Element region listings
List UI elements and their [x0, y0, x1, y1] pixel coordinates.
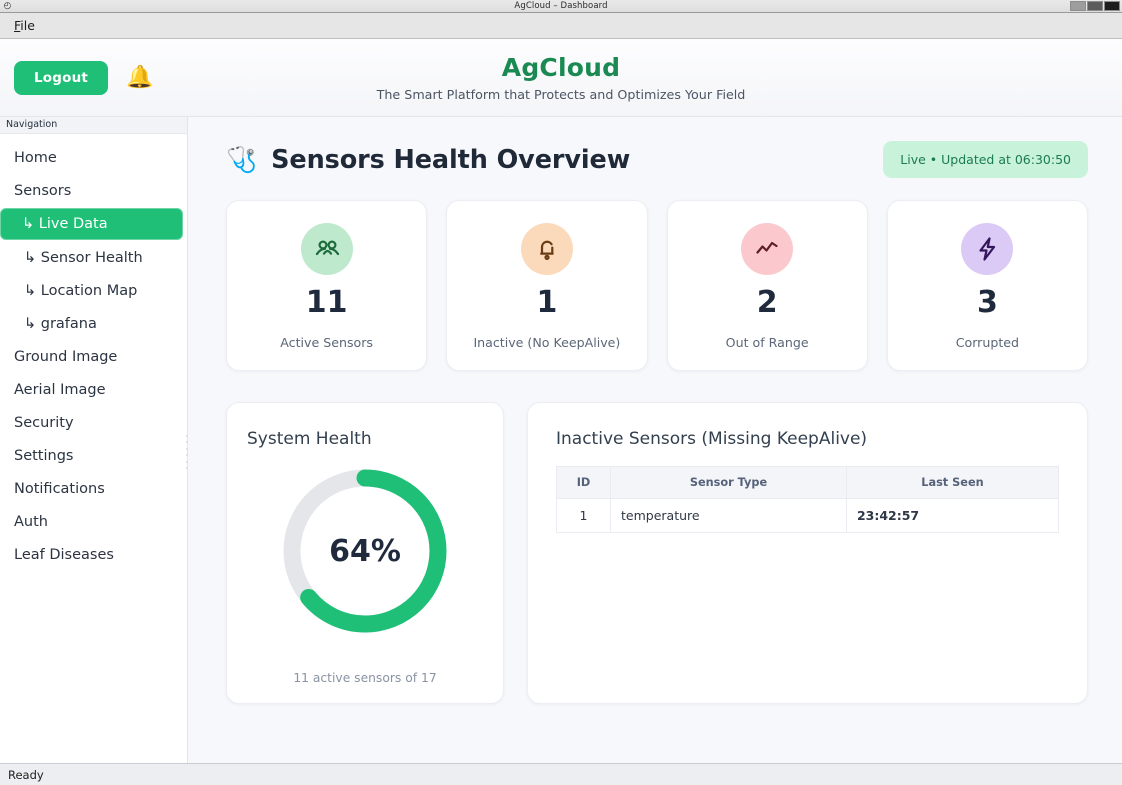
- sidebar-item-label: Ground Image: [14, 348, 118, 365]
- close-button[interactable]: [1104, 1, 1120, 11]
- brand-block: AgCloud The Smart Platform that Protects…: [0, 53, 1122, 102]
- sidebar-item-security[interactable]: Security: [0, 406, 187, 439]
- maximize-button[interactable]: [1087, 1, 1103, 11]
- sidebar-item-label: Security: [14, 414, 74, 431]
- header-actions: Logout 🔔: [0, 60, 154, 95]
- donut-chart: 64% 11 active sensors of 17: [247, 461, 483, 685]
- donut-center-value: 64%: [329, 533, 401, 569]
- stat-card: 1 Inactive (No KeepAlive): [446, 200, 648, 371]
- column-header-last-seen: Last Seen: [845, 466, 1060, 499]
- bell-off-icon: [520, 223, 573, 275]
- notification-bell-icon[interactable]: 🔔: [126, 64, 154, 90]
- sidebar-item-label: Auth: [14, 513, 48, 530]
- sidebar-item-label: ↳ Location Map: [24, 282, 138, 299]
- sidebar-splitter-handle[interactable]: [185, 435, 189, 469]
- status-text: Ready: [8, 767, 44, 782]
- stat-card: 2 Out of Range: [666, 200, 868, 371]
- sidebar-caption: Navigation: [0, 117, 187, 134]
- page-title: Sensors Health Overview: [271, 144, 631, 175]
- donut-caption: 11 active sensors of 17: [293, 671, 437, 685]
- sidebar-item-sensor-health[interactable]: ↳ Sensor Health: [0, 241, 187, 274]
- trend-line-icon: [741, 223, 794, 275]
- stat-cards-row: 11 Active Sensors 1 Inactive (No KeepAlive)…: [226, 200, 1088, 371]
- stethoscope-icon: 🩺: [226, 145, 258, 174]
- sidebar-item-notifications[interactable]: Notifications: [0, 472, 187, 505]
- broadcast-sensor-icon: [300, 223, 353, 275]
- sidebar-item-leaf-diseases[interactable]: Leaf Diseases: [0, 538, 187, 571]
- stat-value: 2: [756, 285, 778, 320]
- sidebar: Navigation Home Sensors ↳ Live Data ↳ Senso…: [0, 117, 188, 763]
- lightning-bolt-icon: [961, 223, 1014, 275]
- brand-header: Logout 🔔 AgCloud The Smart Platform that…: [0, 39, 1122, 117]
- sidebar-item-settings[interactable]: Settings: [0, 439, 187, 472]
- logout-button[interactable]: Logout: [14, 60, 109, 95]
- menu-item-file[interactable]: File: [14, 18, 35, 33]
- minimize-button[interactable]: [1070, 1, 1086, 11]
- table-head: ID Sensor Type Last Seen: [556, 466, 1060, 499]
- table-body: 1 temperature 23:42:57: [556, 498, 1060, 533]
- stat-card: 3 Corrupted: [886, 200, 1088, 371]
- sidebar-nav-list: Home Sensors ↳ Live Data ↳ Sensor Health ↳ L…: [0, 134, 187, 571]
- cell-sensor-type: temperature: [610, 498, 847, 533]
- sidebar-item-label: ↳ Sensor Health: [24, 249, 143, 266]
- donut-graphic: 64%: [275, 461, 455, 641]
- inactive-sensors-table: ID Sensor Type Last Seen 1 temperature 23:…: [556, 466, 1060, 533]
- stat-label: Corrupted: [955, 335, 1020, 350]
- sidebar-item-sensors[interactable]: Sensors: [0, 174, 187, 207]
- page-title-group: 🩺 Sensors Health Overview: [226, 145, 630, 175]
- sidebar-item-label: Home: [14, 149, 57, 166]
- column-header-sensor-type: Sensor Type: [610, 466, 847, 499]
- sidebar-item-label: Settings: [14, 447, 74, 464]
- brand-subtitle: The Smart Platform that Protects and Opt…: [376, 87, 746, 102]
- sidebar-item-location-map[interactable]: ↳ Location Map: [0, 274, 187, 307]
- system-health-title: System Health: [247, 429, 372, 449]
- sidebar-item-live-data[interactable]: ↳ Live Data: [0, 208, 183, 240]
- stat-label: Active Sensors: [280, 335, 373, 350]
- stat-card: 11 Active Sensors: [226, 200, 428, 371]
- inactive-sensors-title: Inactive Sensors (Missing KeepAlive): [556, 429, 868, 449]
- stat-label: Out of Range: [725, 335, 809, 350]
- sidebar-item-label: Aerial Image: [14, 381, 106, 398]
- stat-label: Inactive (No KeepAlive): [473, 335, 621, 350]
- stat-value: 1: [536, 285, 558, 320]
- sidebar-item-label: Leaf Diseases: [14, 546, 114, 563]
- live-status-badge: Live • Updated at 06:30:50: [883, 141, 1088, 178]
- title-bar: ◴ AgCloud – Dashboard: [0, 0, 1122, 13]
- panels-row: System Health 64% 11 active sensors of 1…: [226, 402, 1088, 704]
- stat-value: 11: [305, 285, 348, 320]
- column-header-id: ID: [556, 466, 611, 499]
- sidebar-item-home[interactable]: Home: [0, 141, 187, 174]
- window-title: AgCloud – Dashboard: [514, 1, 608, 11]
- page-header: 🩺 Sensors Health Overview Live • Updated…: [226, 141, 1088, 178]
- sidebar-item-label: ↳ grafana: [24, 315, 97, 332]
- inactive-sensors-panel: Inactive Sensors (Missing KeepAlive) ID …: [527, 402, 1088, 704]
- status-bar: Ready: [0, 763, 1122, 785]
- brand-title: AgCloud: [501, 53, 621, 82]
- cell-id: 1: [556, 498, 611, 533]
- sidebar-item-label: ↳ Live Data: [22, 216, 108, 232]
- cell-last-seen: 23:42:57: [845, 498, 1060, 533]
- sidebar-item-grafana[interactable]: ↳ grafana: [0, 307, 187, 340]
- sidebar-item-auth[interactable]: Auth: [0, 505, 187, 538]
- table-row[interactable]: 1 temperature 23:42:57: [556, 498, 1060, 533]
- sidebar-item-label: Sensors: [14, 182, 72, 199]
- table-header-row: ID Sensor Type Last Seen: [556, 466, 1060, 499]
- sidebar-item-aerial-image[interactable]: Aerial Image: [0, 373, 187, 406]
- app-logo-icon: ◴: [3, 0, 12, 11]
- stat-value: 3: [976, 285, 998, 320]
- body: Navigation Home Sensors ↳ Live Data ↳ Senso…: [0, 117, 1122, 763]
- sidebar-item-label: Notifications: [14, 480, 105, 497]
- main-content: 🩺 Sensors Health Overview Live • Updated…: [188, 117, 1122, 763]
- sidebar-item-ground-image[interactable]: Ground Image: [0, 340, 187, 373]
- system-health-panel: System Health 64% 11 active sensors of 1…: [226, 402, 504, 704]
- window-controls: [1070, 1, 1120, 11]
- donut-svg: [283, 469, 447, 633]
- menu-bar: File: [0, 13, 1122, 39]
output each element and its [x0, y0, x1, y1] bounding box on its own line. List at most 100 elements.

▶ [WHAT TO PRODUCE]
Please express the stretch of rows from the line containing "- sidebar-item-label: Ground" through the line containing "- broadcast-sensor-icon: [300, 223, 353, 275]" as a numbered list, leaving out blank lines.

▶ [REPLY]
1. - sidebar-item-label: Ground Image: [14, 348, 118, 365]
2. - close-button[interactable]: [1104, 1, 1120, 11]
3. - brand-block: AgCloud The Smart Platform that Protects…: [0, 53, 1122, 102]
4. - sidebar-item-security[interactable]: Security: [0, 406, 187, 439]
5. - maximize-button[interactable]: [1087, 1, 1103, 11]
6. - sidebar-item-label: Security: [14, 414, 74, 431]
7. - header-actions: Logout 🔔: [0, 60, 154, 95]
8. - donut-chart: 64% 11 active sensors of 17: [247, 461, 483, 685]
9. - donut-center-value: 64%: [329, 533, 401, 569]
10. - stat-card: 1 Inactive (No KeepAlive): [446, 200, 648, 371]
11. - column-header-last-seen: Last Seen: [845, 466, 1060, 499]
12. - bell-off-icon: [520, 223, 573, 275]
13. - notification-bell-icon[interactable]: 🔔: [126, 64, 154, 90]
14. - sidebar-item-label: Auth: [14, 513, 48, 530]
15. - sidebar-item-label: ↳ Location Map: [24, 282, 138, 299]
16. - sidebar-splitter-handle[interactable]: [185, 435, 189, 469]
17. - status-text: Ready: [8, 767, 44, 782]
18. - stat-card: 2 Out of Range: [666, 200, 868, 371]
19. - sidebar-caption: Navigation: [0, 117, 187, 134]
20. - page-title: Sensors Health Overview: [271, 144, 631, 175]
21. - donut-caption: 11 active sensors of 17: [293, 671, 437, 685]
22. - sidebar-item-sensor-health[interactable]: ↳ Sensor Health: [0, 241, 187, 274]
23. - trend-line-icon: [741, 223, 794, 275]
24. - stat-cards-row: 11 Active Sensors 1 Inactive (No KeepAlive)…: [226, 200, 1088, 371]
25. - stethoscope-icon: 🩺: [226, 145, 258, 174]
26. - sidebar-item-notifications[interactable]: Notifications: [0, 472, 187, 505]
27. - broadcast-sensor-icon: [300, 223, 353, 275]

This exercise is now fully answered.